_EXERCISE REQUIREMENTS:_
Locate each line in the records containing "Learning". Copy it.

_INPUT MATERIAL:_
==*==
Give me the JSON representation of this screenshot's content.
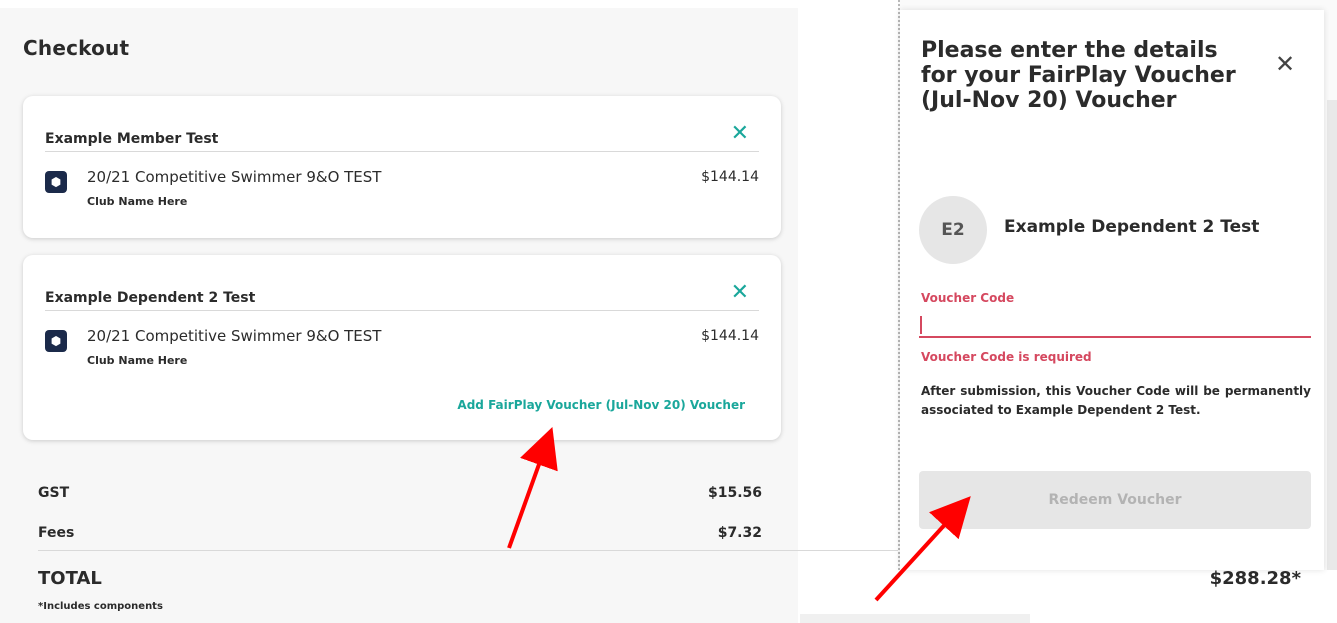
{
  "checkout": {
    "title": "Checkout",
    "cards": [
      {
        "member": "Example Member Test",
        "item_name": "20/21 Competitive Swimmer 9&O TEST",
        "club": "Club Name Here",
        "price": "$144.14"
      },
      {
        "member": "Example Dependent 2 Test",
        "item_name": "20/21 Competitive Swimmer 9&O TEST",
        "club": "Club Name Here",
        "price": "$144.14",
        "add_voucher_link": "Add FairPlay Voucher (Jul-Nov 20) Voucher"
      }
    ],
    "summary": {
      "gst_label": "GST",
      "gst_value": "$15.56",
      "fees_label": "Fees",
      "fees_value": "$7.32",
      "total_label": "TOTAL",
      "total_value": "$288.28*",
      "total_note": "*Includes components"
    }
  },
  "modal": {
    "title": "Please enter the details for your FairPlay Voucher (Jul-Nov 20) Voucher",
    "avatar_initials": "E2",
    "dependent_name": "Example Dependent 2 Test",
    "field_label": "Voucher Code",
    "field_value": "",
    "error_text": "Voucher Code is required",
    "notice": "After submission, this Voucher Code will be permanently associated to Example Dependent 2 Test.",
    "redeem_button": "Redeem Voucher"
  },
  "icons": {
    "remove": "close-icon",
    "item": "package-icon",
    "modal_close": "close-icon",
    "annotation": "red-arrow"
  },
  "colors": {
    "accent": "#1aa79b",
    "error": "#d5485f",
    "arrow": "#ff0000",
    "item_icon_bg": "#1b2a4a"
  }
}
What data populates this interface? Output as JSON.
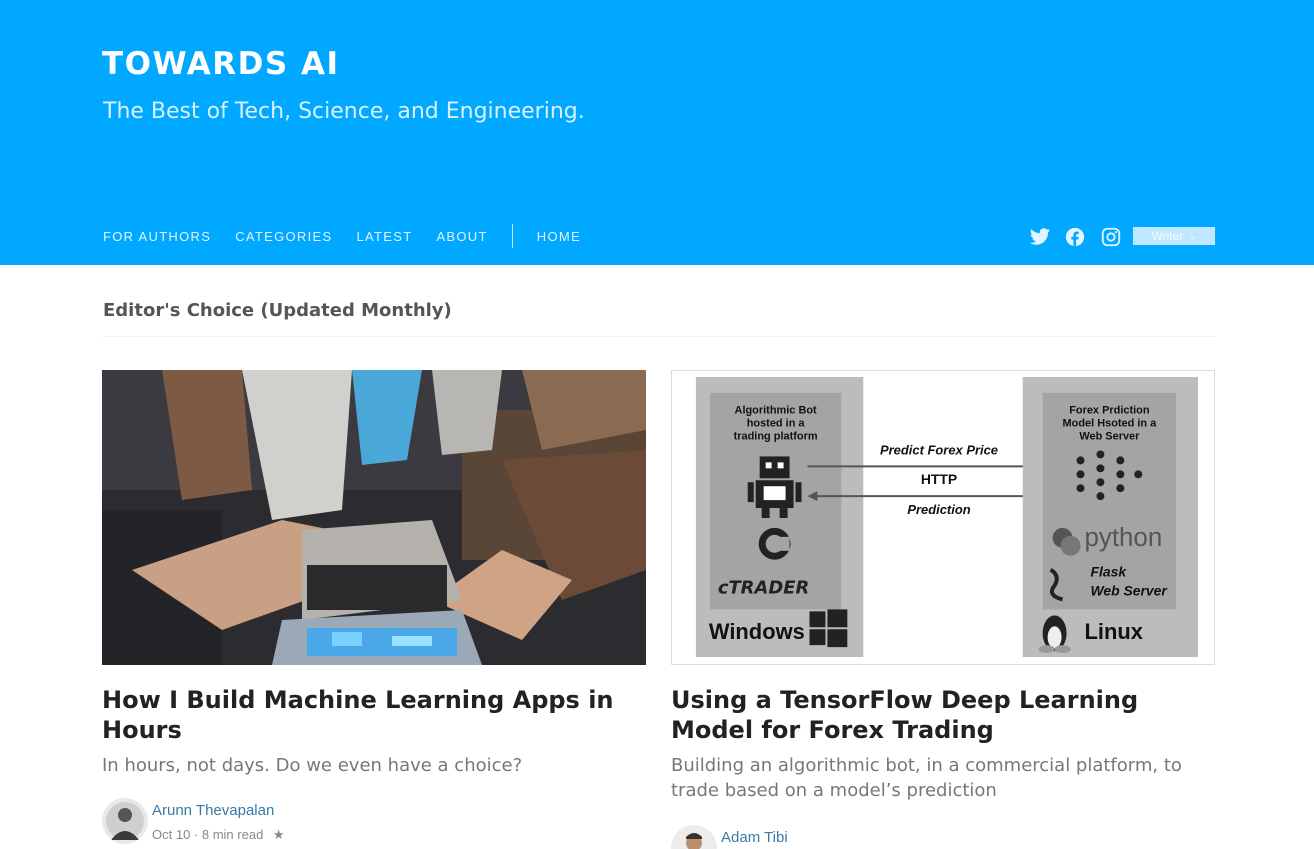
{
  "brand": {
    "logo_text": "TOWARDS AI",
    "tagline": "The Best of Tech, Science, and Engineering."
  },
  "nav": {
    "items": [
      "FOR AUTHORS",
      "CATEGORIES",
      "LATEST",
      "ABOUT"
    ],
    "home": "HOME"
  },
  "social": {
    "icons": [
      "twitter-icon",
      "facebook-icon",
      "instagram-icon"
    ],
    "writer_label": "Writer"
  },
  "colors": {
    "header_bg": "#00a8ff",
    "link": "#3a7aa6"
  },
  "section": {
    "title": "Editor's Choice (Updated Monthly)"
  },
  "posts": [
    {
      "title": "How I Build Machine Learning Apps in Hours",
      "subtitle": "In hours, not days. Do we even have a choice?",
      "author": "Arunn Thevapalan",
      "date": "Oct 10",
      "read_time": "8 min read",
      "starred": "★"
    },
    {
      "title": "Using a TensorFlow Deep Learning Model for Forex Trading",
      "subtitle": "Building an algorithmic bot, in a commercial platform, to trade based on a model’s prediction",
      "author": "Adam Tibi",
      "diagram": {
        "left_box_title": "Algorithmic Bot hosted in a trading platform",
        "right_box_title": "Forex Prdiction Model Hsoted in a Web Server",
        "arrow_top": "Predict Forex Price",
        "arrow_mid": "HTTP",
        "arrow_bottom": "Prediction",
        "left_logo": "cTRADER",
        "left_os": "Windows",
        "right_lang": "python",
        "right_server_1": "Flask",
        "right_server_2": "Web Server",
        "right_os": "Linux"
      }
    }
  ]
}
==*==
_WRITTEN REPLY:_
      "title": "How I Build Machine Learning Apps in Hours",
      "title": "Using a TensorFlow Deep Learning Model for Forex Trading",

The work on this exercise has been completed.